Exercise directions: All lines below must be repeated exactly, with the pictures omitted.

Data provided:

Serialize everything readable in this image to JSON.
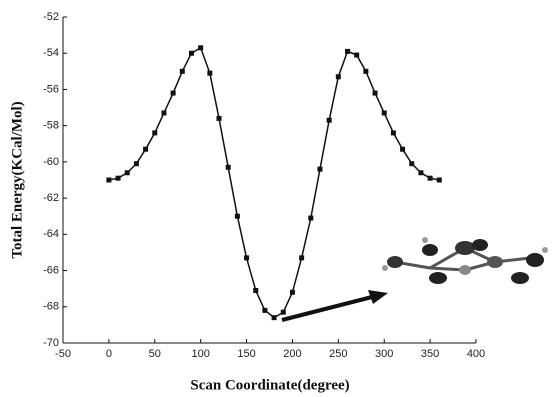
{
  "chart_data": {
    "type": "line",
    "x_label": "Scan Coordinate(degree)",
    "y_label": "Total Energy(KCal/Mol)",
    "x": [
      0,
      10,
      20,
      30,
      40,
      50,
      60,
      70,
      80,
      90,
      100,
      110,
      120,
      130,
      140,
      150,
      160,
      170,
      180,
      190,
      200,
      210,
      220,
      230,
      240,
      250,
      260,
      270,
      280,
      290,
      300,
      310,
      320,
      330,
      340,
      350,
      360
    ],
    "series": [
      {
        "color": "#111111",
        "values": [
          -61.0,
          -60.9,
          -60.6,
          -60.1,
          -59.3,
          -58.4,
          -57.3,
          -56.2,
          -55.0,
          -54.0,
          -53.7,
          -55.1,
          -57.6,
          -60.3,
          -63.0,
          -65.3,
          -67.1,
          -68.2,
          -68.6,
          -68.3,
          -67.2,
          -65.3,
          -63.1,
          -60.4,
          -57.7,
          -55.3,
          -53.9,
          -54.1,
          -55.0,
          -56.2,
          -57.3,
          -58.4,
          -59.3,
          -60.1,
          -60.6,
          -60.9,
          -61.0
        ]
      }
    ],
    "xlim": [
      -50,
      400
    ],
    "xticks": [
      -50,
      0,
      50,
      100,
      150,
      200,
      250,
      300,
      350,
      400
    ],
    "ylim": [
      -70,
      -52
    ],
    "yticks": [
      -70,
      -68,
      -66,
      -64,
      -62,
      -60,
      -58,
      -56,
      -54,
      -52
    ]
  }
}
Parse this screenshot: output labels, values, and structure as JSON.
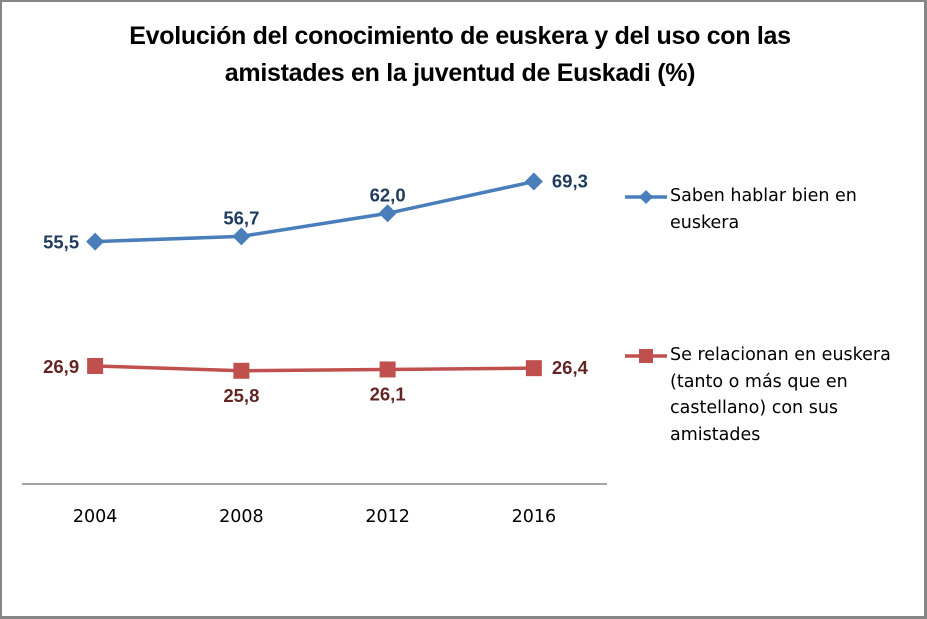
{
  "chart_data": {
    "type": "line",
    "title": "Evolución del conocimiento de euskera y del uso con las amistades en la juventud de Euskadi (%)",
    "title_lines": [
      "Evolución del conocimiento de euskera y del uso con las",
      "amistades en la juventud de Euskadi (%)"
    ],
    "xlabel": "",
    "ylabel": "",
    "categories": [
      "2004",
      "2008",
      "2012",
      "2016"
    ],
    "ylim": [
      0,
      80
    ],
    "grid": false,
    "y_axis_visible": false,
    "legend_position": "right",
    "series": [
      {
        "name": "Saben hablar bien en euskera",
        "legend_lines": [
          "Saben hablar bien en",
          "euskera"
        ],
        "values": [
          55.5,
          56.7,
          62.0,
          69.3
        ],
        "labels": [
          "55,5",
          "56,7",
          "62,0",
          "69,3"
        ],
        "label_positions": [
          "left",
          "above",
          "above",
          "right"
        ],
        "marker": "diamond",
        "color": "#4a7ebb",
        "label_color": "#1f3a5f"
      },
      {
        "name": "Se relacionan en euskera (tanto o más que en castellano) con sus amistades",
        "legend_lines": [
          "Se relacionan en euskera",
          "(tanto o más que en",
          "castellano) con sus",
          "amistades"
        ],
        "values": [
          26.9,
          25.8,
          26.1,
          26.4
        ],
        "labels": [
          "26,9",
          "25,8",
          "26,1",
          "26,4"
        ],
        "label_positions": [
          "left",
          "below",
          "below",
          "right"
        ],
        "marker": "square",
        "color": "#c0504d",
        "label_color": "#632523"
      }
    ]
  }
}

Answer to this problem:
Serialize everything readable in this image to JSON.
{
  "chart_data": {
    "type": "line",
    "x_label": "Scan Coordinate(degree)",
    "y_label": "Total Energy(KCal/Mol)",
    "x": [
      0,
      10,
      20,
      30,
      40,
      50,
      60,
      70,
      80,
      90,
      100,
      110,
      120,
      130,
      140,
      150,
      160,
      170,
      180,
      190,
      200,
      210,
      220,
      230,
      240,
      250,
      260,
      270,
      280,
      290,
      300,
      310,
      320,
      330,
      340,
      350,
      360
    ],
    "series": [
      {
        "color": "#111111",
        "values": [
          -61.0,
          -60.9,
          -60.6,
          -60.1,
          -59.3,
          -58.4,
          -57.3,
          -56.2,
          -55.0,
          -54.0,
          -53.7,
          -55.1,
          -57.6,
          -60.3,
          -63.0,
          -65.3,
          -67.1,
          -68.2,
          -68.6,
          -68.3,
          -67.2,
          -65.3,
          -63.1,
          -60.4,
          -57.7,
          -55.3,
          -53.9,
          -54.1,
          -55.0,
          -56.2,
          -57.3,
          -58.4,
          -59.3,
          -60.1,
          -60.6,
          -60.9,
          -61.0
        ]
      }
    ],
    "xlim": [
      -50,
      400
    ],
    "xticks": [
      -50,
      0,
      50,
      100,
      150,
      200,
      250,
      300,
      350,
      400
    ],
    "ylim": [
      -70,
      -52
    ],
    "yticks": [
      -70,
      -68,
      -66,
      -64,
      -62,
      -60,
      -58,
      -56,
      -54,
      -52
    ]
  }
}
Parse this screenshot: output labels, values, and structure as JSON.
{
  "chart_data": {
    "type": "line",
    "title": "Evolución del conocimiento de euskera y del uso con las amistades en la juventud de Euskadi (%)",
    "title_lines": [
      "Evolución del conocimiento de euskera y del uso con las",
      "amistades en la juventud de Euskadi (%)"
    ],
    "xlabel": "",
    "ylabel": "",
    "categories": [
      "2004",
      "2008",
      "2012",
      "2016"
    ],
    "ylim": [
      0,
      80
    ],
    "grid": false,
    "y_axis_visible": false,
    "legend_position": "right",
    "series": [
      {
        "name": "Saben hablar bien en euskera",
        "legend_lines": [
          "Saben hablar bien en",
          "euskera"
        ],
        "values": [
          55.5,
          56.7,
          62.0,
          69.3
        ],
        "labels": [
          "55,5",
          "56,7",
          "62,0",
          "69,3"
        ],
        "label_positions": [
          "left",
          "above",
          "above",
          "right"
        ],
        "marker": "diamond",
        "color": "#4a7ebb",
        "label_color": "#1f3a5f"
      },
      {
        "name": "Se relacionan en euskera (tanto o más que en castellano) con sus amistades",
        "legend_lines": [
          "Se relacionan en euskera",
          "(tanto o más que en",
          "castellano) con sus",
          "amistades"
        ],
        "values": [
          26.9,
          25.8,
          26.1,
          26.4
        ],
        "labels": [
          "26,9",
          "25,8",
          "26,1",
          "26,4"
        ],
        "label_positions": [
          "left",
          "below",
          "below",
          "right"
        ],
        "marker": "square",
        "color": "#c0504d",
        "label_color": "#632523"
      }
    ]
  }
}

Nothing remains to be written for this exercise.